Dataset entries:
----

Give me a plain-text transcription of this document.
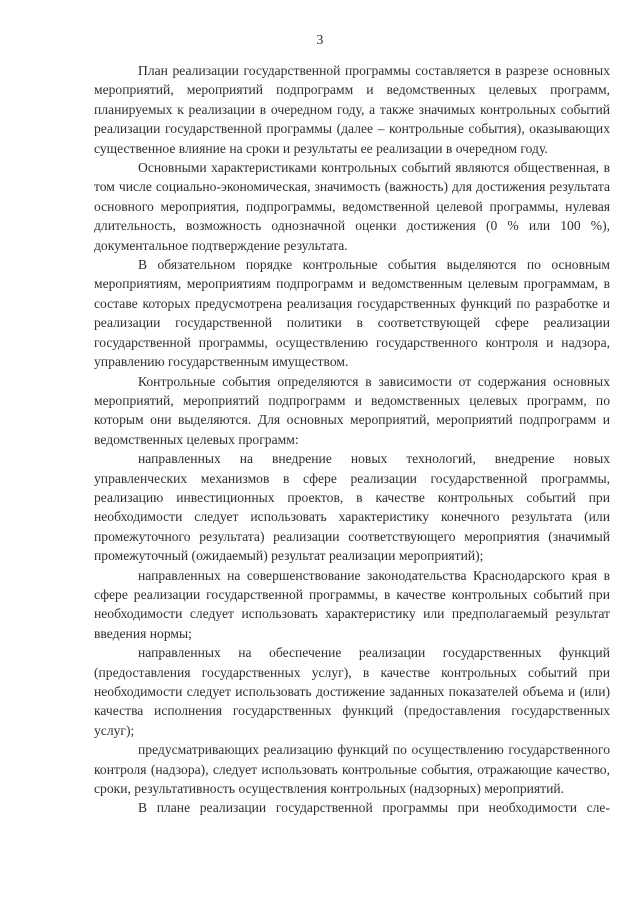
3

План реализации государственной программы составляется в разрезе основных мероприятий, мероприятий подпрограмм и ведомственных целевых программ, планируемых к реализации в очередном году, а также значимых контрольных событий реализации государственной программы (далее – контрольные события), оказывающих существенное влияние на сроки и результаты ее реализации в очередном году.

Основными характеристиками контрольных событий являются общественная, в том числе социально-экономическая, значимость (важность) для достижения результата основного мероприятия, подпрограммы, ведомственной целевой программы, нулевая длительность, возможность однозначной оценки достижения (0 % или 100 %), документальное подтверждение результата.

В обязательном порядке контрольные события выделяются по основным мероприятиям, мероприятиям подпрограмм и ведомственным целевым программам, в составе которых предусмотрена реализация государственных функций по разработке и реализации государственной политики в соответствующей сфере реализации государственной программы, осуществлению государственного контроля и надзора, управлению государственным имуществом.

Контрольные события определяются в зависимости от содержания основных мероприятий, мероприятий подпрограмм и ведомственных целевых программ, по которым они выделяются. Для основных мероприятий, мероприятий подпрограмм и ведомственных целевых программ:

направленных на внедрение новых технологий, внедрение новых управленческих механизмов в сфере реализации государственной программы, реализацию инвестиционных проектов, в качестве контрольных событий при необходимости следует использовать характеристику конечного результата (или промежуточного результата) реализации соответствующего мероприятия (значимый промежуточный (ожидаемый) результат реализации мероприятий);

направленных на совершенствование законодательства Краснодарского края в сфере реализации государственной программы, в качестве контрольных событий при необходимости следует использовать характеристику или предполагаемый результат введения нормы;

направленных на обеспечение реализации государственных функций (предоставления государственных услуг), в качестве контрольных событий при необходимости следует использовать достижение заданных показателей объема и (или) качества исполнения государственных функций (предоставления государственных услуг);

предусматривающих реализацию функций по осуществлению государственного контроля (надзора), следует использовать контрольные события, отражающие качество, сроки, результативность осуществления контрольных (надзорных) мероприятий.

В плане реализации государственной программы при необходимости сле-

----

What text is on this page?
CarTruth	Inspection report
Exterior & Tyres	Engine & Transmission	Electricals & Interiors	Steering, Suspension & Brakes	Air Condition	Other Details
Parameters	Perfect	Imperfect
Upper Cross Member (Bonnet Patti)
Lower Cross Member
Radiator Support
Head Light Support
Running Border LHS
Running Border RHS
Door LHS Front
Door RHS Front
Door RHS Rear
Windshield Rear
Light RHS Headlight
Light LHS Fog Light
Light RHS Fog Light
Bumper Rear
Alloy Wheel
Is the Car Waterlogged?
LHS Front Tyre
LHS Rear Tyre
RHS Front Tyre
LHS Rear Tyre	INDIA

----

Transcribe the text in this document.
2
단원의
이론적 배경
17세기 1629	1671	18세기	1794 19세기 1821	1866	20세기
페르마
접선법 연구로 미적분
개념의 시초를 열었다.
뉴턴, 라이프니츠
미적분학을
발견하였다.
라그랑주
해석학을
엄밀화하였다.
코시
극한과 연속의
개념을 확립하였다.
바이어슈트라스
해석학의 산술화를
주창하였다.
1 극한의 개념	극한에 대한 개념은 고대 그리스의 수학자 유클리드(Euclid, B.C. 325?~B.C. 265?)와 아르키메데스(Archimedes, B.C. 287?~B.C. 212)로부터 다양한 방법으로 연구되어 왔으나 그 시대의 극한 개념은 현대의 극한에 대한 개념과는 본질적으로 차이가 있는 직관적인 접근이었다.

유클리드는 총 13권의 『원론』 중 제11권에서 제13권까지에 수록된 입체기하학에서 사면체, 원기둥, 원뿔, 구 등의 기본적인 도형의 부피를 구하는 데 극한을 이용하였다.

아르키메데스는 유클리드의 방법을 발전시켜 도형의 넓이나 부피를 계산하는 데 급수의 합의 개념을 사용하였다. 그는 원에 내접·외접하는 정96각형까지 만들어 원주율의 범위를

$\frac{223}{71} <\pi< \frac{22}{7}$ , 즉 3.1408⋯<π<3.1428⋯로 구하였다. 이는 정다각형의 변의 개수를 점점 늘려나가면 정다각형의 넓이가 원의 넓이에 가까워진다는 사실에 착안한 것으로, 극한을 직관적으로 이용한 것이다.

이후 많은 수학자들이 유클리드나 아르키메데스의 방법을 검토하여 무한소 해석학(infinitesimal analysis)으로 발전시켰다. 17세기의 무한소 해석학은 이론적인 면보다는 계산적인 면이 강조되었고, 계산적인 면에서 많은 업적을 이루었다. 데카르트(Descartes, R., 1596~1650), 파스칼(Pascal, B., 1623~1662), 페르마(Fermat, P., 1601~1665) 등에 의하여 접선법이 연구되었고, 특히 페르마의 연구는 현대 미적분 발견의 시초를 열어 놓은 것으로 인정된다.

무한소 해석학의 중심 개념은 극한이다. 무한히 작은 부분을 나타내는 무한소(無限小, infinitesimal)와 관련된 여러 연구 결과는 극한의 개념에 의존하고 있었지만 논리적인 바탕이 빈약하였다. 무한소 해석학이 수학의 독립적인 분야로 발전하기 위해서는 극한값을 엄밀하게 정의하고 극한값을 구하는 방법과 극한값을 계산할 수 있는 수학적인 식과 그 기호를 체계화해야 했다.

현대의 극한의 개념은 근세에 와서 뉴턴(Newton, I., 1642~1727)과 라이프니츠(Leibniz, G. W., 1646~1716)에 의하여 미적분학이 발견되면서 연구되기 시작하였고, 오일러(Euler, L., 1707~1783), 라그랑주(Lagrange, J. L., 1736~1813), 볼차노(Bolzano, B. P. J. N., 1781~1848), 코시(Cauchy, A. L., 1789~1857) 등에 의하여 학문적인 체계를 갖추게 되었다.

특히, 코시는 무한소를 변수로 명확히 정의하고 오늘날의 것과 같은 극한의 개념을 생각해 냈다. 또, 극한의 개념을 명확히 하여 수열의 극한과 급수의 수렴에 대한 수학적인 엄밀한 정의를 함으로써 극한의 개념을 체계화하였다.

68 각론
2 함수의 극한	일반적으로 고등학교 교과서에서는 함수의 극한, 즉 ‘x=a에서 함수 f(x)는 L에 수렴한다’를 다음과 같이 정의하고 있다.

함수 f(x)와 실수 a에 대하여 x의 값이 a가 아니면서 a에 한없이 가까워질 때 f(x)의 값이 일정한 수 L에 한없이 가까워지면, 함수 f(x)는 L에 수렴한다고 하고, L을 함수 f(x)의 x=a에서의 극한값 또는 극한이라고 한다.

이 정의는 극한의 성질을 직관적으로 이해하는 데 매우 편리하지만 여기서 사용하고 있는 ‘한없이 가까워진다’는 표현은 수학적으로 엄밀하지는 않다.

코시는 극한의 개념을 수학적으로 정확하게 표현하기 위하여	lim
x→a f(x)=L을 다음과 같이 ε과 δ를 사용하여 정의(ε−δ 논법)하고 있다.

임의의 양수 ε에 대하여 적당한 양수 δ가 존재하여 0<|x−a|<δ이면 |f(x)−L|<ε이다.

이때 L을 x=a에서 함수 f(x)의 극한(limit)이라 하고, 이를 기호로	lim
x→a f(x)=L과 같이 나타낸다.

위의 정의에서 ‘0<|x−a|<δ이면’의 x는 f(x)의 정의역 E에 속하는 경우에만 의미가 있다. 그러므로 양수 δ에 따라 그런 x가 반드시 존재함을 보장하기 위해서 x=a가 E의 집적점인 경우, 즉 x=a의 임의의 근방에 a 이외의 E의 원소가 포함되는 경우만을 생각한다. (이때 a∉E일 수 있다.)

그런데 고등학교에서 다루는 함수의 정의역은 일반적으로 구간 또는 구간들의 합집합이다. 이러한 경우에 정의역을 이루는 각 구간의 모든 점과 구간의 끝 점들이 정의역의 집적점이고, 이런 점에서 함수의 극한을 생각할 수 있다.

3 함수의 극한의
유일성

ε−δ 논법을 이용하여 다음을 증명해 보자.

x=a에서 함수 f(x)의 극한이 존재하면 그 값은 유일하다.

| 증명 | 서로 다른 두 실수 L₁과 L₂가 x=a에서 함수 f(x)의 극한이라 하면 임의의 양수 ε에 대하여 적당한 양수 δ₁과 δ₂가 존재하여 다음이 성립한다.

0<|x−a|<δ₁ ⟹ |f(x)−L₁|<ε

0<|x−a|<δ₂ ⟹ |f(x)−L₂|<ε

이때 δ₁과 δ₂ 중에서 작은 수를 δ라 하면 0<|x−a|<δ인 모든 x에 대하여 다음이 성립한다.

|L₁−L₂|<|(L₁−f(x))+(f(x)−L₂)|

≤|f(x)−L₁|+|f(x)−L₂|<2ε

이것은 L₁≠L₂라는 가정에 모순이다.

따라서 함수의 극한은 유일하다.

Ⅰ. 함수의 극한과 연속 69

----

● What you will do: Filter the listing above by the word "Running"; copy each line that passes.

● Completed task:
Running Border LHS
Running Border RHS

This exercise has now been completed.